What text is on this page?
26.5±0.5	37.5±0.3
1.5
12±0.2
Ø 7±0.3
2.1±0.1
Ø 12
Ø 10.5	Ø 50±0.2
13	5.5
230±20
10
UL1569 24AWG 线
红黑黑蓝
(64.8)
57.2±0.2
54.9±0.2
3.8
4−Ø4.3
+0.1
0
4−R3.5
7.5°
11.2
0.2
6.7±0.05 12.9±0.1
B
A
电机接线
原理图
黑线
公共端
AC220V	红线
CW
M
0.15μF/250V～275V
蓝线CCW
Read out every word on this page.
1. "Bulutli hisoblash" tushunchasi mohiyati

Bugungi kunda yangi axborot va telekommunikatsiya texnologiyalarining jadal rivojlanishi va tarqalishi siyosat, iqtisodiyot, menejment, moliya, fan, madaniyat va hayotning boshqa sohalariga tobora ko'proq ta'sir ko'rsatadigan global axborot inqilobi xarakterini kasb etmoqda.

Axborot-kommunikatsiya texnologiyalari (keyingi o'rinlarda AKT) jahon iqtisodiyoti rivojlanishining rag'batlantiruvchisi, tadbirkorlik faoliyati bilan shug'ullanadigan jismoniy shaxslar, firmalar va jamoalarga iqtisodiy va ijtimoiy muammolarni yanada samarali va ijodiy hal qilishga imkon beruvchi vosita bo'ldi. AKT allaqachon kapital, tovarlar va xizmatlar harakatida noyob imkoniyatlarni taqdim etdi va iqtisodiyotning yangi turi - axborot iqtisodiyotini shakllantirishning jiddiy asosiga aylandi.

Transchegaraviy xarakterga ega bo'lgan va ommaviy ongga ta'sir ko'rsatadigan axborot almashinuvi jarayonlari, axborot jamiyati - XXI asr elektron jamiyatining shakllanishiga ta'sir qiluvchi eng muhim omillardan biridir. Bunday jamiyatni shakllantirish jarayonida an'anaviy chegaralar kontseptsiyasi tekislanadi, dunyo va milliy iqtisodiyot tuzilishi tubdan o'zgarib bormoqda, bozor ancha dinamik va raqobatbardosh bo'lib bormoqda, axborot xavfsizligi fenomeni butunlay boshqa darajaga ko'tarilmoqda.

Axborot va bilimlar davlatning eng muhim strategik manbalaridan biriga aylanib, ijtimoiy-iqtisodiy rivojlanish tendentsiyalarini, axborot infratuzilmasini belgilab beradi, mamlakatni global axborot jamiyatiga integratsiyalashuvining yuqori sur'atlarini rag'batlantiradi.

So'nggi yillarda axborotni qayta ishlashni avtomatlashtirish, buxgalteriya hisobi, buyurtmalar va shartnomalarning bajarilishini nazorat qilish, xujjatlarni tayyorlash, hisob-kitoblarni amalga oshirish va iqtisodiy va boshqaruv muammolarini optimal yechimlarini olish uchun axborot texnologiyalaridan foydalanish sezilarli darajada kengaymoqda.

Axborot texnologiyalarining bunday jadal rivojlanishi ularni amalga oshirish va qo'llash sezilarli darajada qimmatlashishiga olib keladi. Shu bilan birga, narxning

◇ ◇ ◇ ◇

The exercise
Say how many lines above contain the string "ijtimoiy". Answer with the number only.

Final answer
2